Request:
Identify each line containing the word "true" and copy it.

Record list:
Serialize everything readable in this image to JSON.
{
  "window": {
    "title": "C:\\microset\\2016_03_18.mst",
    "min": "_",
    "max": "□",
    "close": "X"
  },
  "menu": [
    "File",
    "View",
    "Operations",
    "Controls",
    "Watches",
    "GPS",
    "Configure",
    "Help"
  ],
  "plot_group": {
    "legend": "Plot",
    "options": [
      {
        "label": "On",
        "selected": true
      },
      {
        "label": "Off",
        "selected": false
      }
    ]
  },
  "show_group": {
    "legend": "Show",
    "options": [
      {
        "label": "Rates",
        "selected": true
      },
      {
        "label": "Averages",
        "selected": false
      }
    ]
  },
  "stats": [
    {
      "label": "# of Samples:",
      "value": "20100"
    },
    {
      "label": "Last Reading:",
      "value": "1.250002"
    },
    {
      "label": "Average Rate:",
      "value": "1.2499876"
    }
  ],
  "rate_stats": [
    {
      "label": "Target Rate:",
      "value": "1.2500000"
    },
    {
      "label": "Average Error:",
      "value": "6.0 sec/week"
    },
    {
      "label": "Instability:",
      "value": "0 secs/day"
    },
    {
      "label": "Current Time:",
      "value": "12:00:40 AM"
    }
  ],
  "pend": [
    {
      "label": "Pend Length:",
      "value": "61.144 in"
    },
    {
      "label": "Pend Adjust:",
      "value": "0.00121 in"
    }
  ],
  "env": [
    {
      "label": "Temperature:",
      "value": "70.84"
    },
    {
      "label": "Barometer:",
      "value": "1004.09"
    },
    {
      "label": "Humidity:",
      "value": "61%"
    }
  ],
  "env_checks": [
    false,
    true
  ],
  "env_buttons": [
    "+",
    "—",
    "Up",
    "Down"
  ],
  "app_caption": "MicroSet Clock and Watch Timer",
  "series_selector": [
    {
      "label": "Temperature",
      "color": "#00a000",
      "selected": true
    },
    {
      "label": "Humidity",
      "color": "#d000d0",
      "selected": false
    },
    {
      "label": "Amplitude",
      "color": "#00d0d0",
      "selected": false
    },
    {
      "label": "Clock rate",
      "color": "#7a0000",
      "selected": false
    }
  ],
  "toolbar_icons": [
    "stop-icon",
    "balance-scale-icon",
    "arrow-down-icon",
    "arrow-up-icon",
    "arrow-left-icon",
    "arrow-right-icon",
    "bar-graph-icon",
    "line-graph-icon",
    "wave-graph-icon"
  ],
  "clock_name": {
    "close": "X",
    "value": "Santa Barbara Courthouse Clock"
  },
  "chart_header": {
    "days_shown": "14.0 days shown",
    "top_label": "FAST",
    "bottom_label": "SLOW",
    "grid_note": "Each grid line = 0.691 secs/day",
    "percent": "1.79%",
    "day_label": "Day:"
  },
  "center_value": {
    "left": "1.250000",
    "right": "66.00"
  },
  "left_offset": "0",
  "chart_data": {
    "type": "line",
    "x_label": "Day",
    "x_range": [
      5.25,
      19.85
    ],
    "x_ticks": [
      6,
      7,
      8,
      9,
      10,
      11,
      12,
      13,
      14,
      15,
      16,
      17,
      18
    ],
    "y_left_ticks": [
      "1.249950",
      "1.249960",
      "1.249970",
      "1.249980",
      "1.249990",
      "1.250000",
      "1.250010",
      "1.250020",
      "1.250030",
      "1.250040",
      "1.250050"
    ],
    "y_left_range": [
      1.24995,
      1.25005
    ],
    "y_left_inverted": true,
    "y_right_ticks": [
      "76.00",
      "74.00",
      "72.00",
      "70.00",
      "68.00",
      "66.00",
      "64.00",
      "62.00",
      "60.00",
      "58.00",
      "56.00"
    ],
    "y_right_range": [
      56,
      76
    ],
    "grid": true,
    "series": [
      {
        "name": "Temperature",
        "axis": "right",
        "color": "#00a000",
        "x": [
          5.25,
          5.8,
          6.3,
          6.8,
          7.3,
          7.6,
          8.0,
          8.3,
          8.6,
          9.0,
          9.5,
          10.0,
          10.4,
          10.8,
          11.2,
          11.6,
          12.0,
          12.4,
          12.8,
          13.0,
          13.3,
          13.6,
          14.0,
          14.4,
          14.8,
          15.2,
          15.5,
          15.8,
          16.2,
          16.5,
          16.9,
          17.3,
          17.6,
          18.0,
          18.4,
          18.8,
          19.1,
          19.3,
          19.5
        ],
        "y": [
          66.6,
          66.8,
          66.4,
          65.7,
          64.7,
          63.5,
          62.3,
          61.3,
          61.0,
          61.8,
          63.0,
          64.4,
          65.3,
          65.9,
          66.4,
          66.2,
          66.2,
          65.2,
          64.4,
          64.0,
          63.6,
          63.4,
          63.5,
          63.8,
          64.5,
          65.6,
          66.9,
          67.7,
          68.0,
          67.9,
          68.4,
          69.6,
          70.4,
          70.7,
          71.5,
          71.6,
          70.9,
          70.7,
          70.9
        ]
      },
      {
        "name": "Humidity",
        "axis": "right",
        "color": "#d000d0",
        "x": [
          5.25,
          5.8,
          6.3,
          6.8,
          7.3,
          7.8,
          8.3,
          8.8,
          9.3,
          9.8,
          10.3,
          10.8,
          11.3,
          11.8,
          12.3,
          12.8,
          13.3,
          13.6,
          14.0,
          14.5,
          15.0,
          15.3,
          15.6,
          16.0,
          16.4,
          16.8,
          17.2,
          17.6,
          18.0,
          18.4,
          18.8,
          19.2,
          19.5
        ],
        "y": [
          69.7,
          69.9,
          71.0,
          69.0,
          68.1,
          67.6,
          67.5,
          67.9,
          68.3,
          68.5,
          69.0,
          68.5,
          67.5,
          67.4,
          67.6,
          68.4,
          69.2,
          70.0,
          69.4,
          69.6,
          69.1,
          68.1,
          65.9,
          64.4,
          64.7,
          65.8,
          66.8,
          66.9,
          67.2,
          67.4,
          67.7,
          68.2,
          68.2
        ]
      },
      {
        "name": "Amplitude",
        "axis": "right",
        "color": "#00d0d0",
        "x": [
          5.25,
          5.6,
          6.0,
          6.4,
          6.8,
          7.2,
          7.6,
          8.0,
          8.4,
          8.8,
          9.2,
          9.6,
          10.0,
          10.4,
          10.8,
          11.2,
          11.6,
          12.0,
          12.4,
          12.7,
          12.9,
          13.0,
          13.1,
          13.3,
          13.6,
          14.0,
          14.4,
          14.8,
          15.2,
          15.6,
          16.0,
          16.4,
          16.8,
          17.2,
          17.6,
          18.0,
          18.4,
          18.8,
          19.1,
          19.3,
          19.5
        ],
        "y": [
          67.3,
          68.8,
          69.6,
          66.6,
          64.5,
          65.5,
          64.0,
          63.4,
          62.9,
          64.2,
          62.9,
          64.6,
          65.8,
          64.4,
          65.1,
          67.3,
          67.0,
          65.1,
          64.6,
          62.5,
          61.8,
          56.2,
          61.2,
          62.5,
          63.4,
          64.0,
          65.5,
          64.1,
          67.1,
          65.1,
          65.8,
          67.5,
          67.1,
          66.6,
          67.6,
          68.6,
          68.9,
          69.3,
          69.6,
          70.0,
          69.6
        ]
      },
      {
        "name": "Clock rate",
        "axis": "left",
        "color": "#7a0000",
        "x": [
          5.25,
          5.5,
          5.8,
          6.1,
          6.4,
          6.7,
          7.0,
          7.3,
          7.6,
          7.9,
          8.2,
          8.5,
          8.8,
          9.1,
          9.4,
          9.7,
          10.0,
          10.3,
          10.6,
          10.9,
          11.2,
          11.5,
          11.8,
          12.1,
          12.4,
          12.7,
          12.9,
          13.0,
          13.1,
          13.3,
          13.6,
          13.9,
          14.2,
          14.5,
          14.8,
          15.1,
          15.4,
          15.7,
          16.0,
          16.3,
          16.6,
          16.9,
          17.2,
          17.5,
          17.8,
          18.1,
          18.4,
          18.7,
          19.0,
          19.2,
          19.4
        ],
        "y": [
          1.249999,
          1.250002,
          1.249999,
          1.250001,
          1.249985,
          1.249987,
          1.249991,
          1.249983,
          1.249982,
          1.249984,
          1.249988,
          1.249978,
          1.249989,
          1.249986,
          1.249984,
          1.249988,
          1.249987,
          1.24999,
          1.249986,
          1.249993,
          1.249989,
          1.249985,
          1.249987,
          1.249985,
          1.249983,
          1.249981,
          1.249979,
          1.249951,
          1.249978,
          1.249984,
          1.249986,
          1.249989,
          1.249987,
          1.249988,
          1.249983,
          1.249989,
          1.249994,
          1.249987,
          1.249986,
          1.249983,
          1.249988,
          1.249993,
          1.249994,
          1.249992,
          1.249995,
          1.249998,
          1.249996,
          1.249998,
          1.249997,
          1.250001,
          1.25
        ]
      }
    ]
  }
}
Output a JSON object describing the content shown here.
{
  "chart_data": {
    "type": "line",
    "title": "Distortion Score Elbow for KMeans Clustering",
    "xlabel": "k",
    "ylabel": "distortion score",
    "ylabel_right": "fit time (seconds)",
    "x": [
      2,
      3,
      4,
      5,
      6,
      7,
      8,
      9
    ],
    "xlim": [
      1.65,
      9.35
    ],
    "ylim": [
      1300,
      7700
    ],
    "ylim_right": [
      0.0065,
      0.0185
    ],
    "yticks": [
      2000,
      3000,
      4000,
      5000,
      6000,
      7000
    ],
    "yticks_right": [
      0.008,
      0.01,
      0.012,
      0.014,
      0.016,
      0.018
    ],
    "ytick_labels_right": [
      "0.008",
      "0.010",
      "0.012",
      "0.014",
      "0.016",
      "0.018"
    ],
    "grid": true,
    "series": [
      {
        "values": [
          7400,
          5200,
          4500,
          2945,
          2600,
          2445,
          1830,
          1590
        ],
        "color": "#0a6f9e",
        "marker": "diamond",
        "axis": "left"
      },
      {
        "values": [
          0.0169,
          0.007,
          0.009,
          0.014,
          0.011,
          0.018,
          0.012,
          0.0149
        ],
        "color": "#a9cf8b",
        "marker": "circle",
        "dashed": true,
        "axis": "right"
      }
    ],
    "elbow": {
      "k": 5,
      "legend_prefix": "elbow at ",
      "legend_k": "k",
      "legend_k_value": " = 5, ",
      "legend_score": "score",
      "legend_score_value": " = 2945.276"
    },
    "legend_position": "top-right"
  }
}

Answer to this exercise:
        "selected": true
        "selected": true
    true
      "selected": true
    "y_left_inverted": true,
    "grid": true,
    "grid": true,
        "dashed": true,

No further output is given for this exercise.